(Dataset records)
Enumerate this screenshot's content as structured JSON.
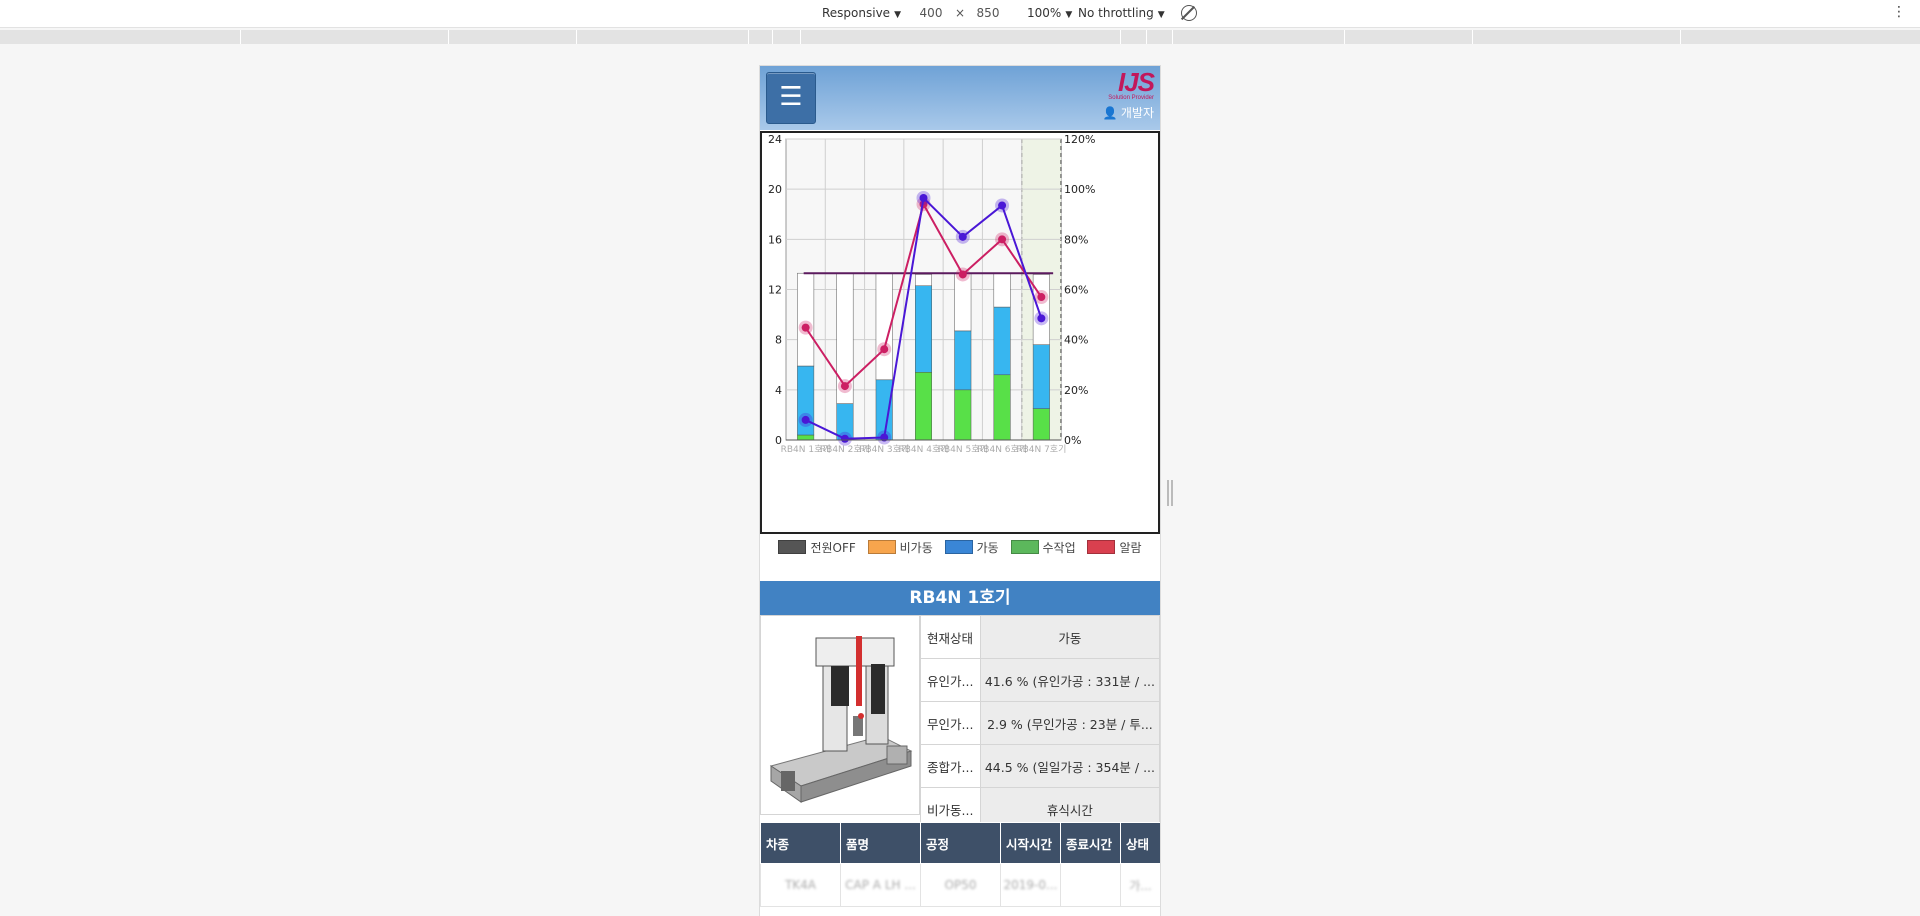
{
  "devtools": {
    "device_mode": "Responsive",
    "width": "400",
    "times": "×",
    "height": "850",
    "zoom": "100%",
    "throttling": "No throttling"
  },
  "header": {
    "menu_icon": "☰",
    "logo": "IJS",
    "logo_sub": "Solution Provider",
    "user_label": "개발자"
  },
  "chart_data": {
    "type": "bar",
    "categories": [
      "RB4N 1호기",
      "RB4N 2호기",
      "RB4N 3호기",
      "RB4N 4호기",
      "RB4N 5호기",
      "RB4N 6호기",
      "RB4N 7호기"
    ],
    "left_axis": {
      "ticks": [
        "0",
        "4",
        "8",
        "12",
        "16",
        "20",
        "24"
      ],
      "ylim": [
        0,
        24
      ]
    },
    "right_axis": {
      "ticks": [
        "0%",
        "20%",
        "40%",
        "60%",
        "80%",
        "100%",
        "120%"
      ],
      "ylim": [
        0,
        120
      ]
    },
    "stacked_series": [
      {
        "name": "수작업",
        "color": "#58e048",
        "values": [
          0.4,
          0,
          0,
          5.4,
          4.0,
          5.2,
          2.5
        ]
      },
      {
        "name": "가동",
        "color": "#37b6f0",
        "values": [
          5.5,
          2.9,
          4.8,
          6.9,
          4.7,
          5.4,
          5.1
        ]
      },
      {
        "name": "비가동(빈)",
        "color": "#ffffff",
        "values": [
          7.4,
          10.4,
          8.5,
          0.9,
          4.6,
          2.7,
          5.6
        ]
      }
    ],
    "line_series": [
      {
        "color": "#cc1f63",
        "values": [
          44.8,
          21.5,
          36.2,
          94.0,
          66.0,
          80.0,
          57.0
        ]
      },
      {
        "color": "#4a17d6",
        "values": [
          8.0,
          0.5,
          1.0,
          96.5,
          81.0,
          93.5,
          48.5
        ]
      }
    ],
    "target_line": {
      "value": 66.5,
      "color": "#5b1a5e"
    },
    "highlight_category": 6
  },
  "legend": [
    {
      "label": "전원OFF",
      "color": "#555555"
    },
    {
      "label": "비가동",
      "color": "#f7a54d"
    },
    {
      "label": "가동",
      "color": "#3a86d6"
    },
    {
      "label": "수작업",
      "color": "#5cb85c"
    },
    {
      "label": "알람",
      "color": "#d9404f"
    }
  ],
  "machine": {
    "title": "RB4N 1호기",
    "rows": [
      {
        "label": "현재상태",
        "value": "가동"
      },
      {
        "label": "유인가...",
        "value": "41.6 % (유인가공 : 331분 / ..."
      },
      {
        "label": "무인가...",
        "value": "2.9 % (무인가공 : 23분 / 투..."
      },
      {
        "label": "종합가...",
        "value": "44.5 % (일일가공 : 354분 / ..."
      },
      {
        "label": "비가동...",
        "value": "휴식시간"
      }
    ]
  },
  "work_table": {
    "headers": [
      "차종",
      "품명",
      "공정",
      "시작시간",
      "종료시간",
      "상태"
    ],
    "row": [
      "TK4A",
      "CAP A LH ...",
      "OP50",
      "2019-0...",
      "",
      "가..."
    ]
  }
}
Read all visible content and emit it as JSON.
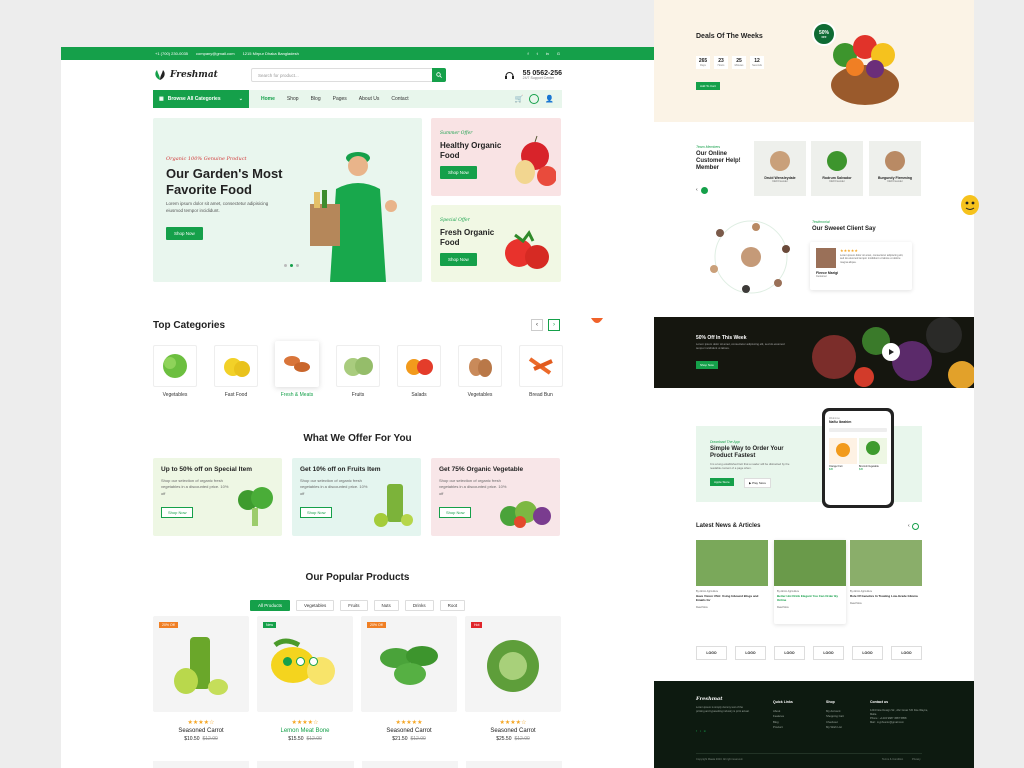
{
  "topbar": {
    "phone": "+1 (700) 230-0035",
    "email": "company@gmail.com",
    "address": "1215 Mirpur Dhaka Bangladesh"
  },
  "header": {
    "logo": "Freshmat",
    "search_placeholder": "Search for product...",
    "phone": "55 0562-256",
    "support": "24/7 Support Center"
  },
  "nav": {
    "browse": "Browse All Categories",
    "items": [
      "Home",
      "Shop",
      "Blog",
      "Pages",
      "About Us",
      "Contact"
    ]
  },
  "hero": {
    "tag": "Organic 100% Genuine Product",
    "title1": "Our Garden's Most",
    "title2": "Favorite Food",
    "desc1": "Lorem ipsum dolor sit amet, consectetur adipisicing",
    "desc2": "eiusmod tempor incididunt.",
    "button": "Shop Now"
  },
  "banners": [
    {
      "tag": "Summer Offer",
      "title1": "Healthy Organic",
      "title2": "Food",
      "button": "Shop Now"
    },
    {
      "tag": "Special Offer",
      "title1": "Fresh Organic",
      "title2": "Food",
      "button": "Shop Now"
    }
  ],
  "categories": {
    "title": "Top Categories",
    "items": [
      "Vegetables",
      "Fast Food",
      "Fresh & Meats",
      "Fruits",
      "Salads",
      "Vegetables",
      "Bread Bun"
    ]
  },
  "offers": {
    "title": "What We Offer For You",
    "items": [
      {
        "title": "Up to 50% off on Special Item",
        "desc": "Shop our selection of organic fresh vegetables in a discounted price. 10% off",
        "button": "Shop Now"
      },
      {
        "title": "Get 10% off on Fruits Item",
        "desc": "Shop our selection of organic fresh vegetables in a discounted price. 10% off",
        "button": "Shop Now"
      },
      {
        "title": "Get 75% Organic Vegetable",
        "desc": "Shop our selection of organic fresh vegetables in a discounted price. 10% off",
        "button": "Shop Now"
      }
    ]
  },
  "products": {
    "title": "Our Popular Products",
    "tabs": [
      "All Products",
      "Vegetables",
      "Fruits",
      "Nuts",
      "Drinks",
      "Root"
    ],
    "items": [
      {
        "badge": "20% Off",
        "name": "Seasoned Carrot",
        "price": "$10.50",
        "old": "$12.00",
        "stars": "★★★★☆"
      },
      {
        "badge": "New",
        "name": "Lemon Meat Bone",
        "price": "$15.50",
        "old": "$12.00",
        "stars": "★★★★☆"
      },
      {
        "badge": "20% Off",
        "name": "Seasoned Carrot",
        "price": "$21.50",
        "old": "$12.00",
        "stars": "★★★★★"
      },
      {
        "badge": "Hot",
        "name": "Seasoned Carrot",
        "price": "$25.50",
        "old": "$12.00",
        "stars": "★★★★☆"
      }
    ]
  },
  "deals": {
    "title": "Deals Of The Weeks",
    "countdown": [
      "265",
      "23",
      "25",
      "12"
    ],
    "units": [
      "Days",
      "Hours",
      "Minutes",
      "Seconds"
    ],
    "badge": "50%",
    "badge_sub": "OFF",
    "button": "Add To Cart"
  },
  "team": {
    "tag": "Team Members",
    "title1": "Our Online",
    "title2": "Customer Help!",
    "title3": "Member",
    "members": [
      {
        "name": "Druid Wensleydale",
        "role": "CEO Founder"
      },
      {
        "name": "Rodrum Salvador",
        "role": "CEO Founder"
      },
      {
        "name": "Burgundy Flemming",
        "role": "CEO Founder"
      }
    ]
  },
  "testimonial": {
    "tag": "Testimonial",
    "title": "Our Sweeet Client Say",
    "text": "Lorem ipsum dolor sit amet, consectetur adipiscing elit, sed do eiusmod tempor incididunt ut labore et dolore magna aliqua.",
    "name": "Fleece Marigi",
    "role": "Customer"
  },
  "promo": {
    "title": "50% Off In This Week",
    "desc": "Lorem ipsum dolor sit amet, consectetur adipiscing elit, sed do eiusmod tempor incididunt ut labore.",
    "button": "Shop Now"
  },
  "app": {
    "tag": "Download The App",
    "title1": "Simple Way to Order Your",
    "title2": "Product Fastest",
    "desc": "It is a long established fact that a reader will be distracted by the readable content of a page when.",
    "apple": "Apple Store",
    "google": "Play Store",
    "welcome": "Welcome",
    "user": "Nafiu Ibrahim",
    "items": [
      "Orange Fruit",
      "Broccoli Vegetable"
    ],
    "prices": [
      "$45",
      "$45"
    ]
  },
  "news": {
    "title": "Latest News & Articles",
    "items": [
      {
        "meta": "By Admin  Agriculture",
        "title": "Have Vision USA: Using Inbound Blogs and Emails for",
        "link": "Read More"
      },
      {
        "meta": "By Admin  Agriculture",
        "title": "Better Hot Drink Elegant You Can Order By Online",
        "link": "Read More"
      },
      {
        "meta": "By Admin  Agriculture",
        "title": "Role Of Genetics In Treating Low-Grade Glioma",
        "link": "Read More"
      }
    ]
  },
  "logos": [
    "LOGO",
    "LOGO",
    "LOGO",
    "LOGO",
    "LOGO",
    "LOGO"
  ],
  "footer": {
    "logo": "Freshmat",
    "about": "Lorem ipsum is simply dummy text of the printing and typesetting industry is print actual.",
    "quick_title": "Quick Links",
    "quick": [
      "About",
      "Features",
      "Blog",
      "Product"
    ],
    "shop_title": "Shop",
    "shop": [
      "My Account",
      "Shopping Cart",
      "Checkout",
      "My Wish List"
    ],
    "contact_title": "Contact us",
    "contact": [
      "1234 New Design Str., Abc Great 720 Doe Wayne, Malta",
      "Phone : +1234 9687 4587 5858",
      "Mail : myphoenix@gmail.com"
    ],
    "copyright": "Copyright Maata 2023. All right reserved.",
    "terms": "Terms & Condition",
    "privacy": "Privacy"
  },
  "colors": {
    "brand": "#15a04a",
    "dark_footer": "#0d1a10",
    "star": "#f5a623"
  }
}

#### [Exercise]
How many lines in the records above hold the word "elit"? Give only the number.

#### [The solution]
2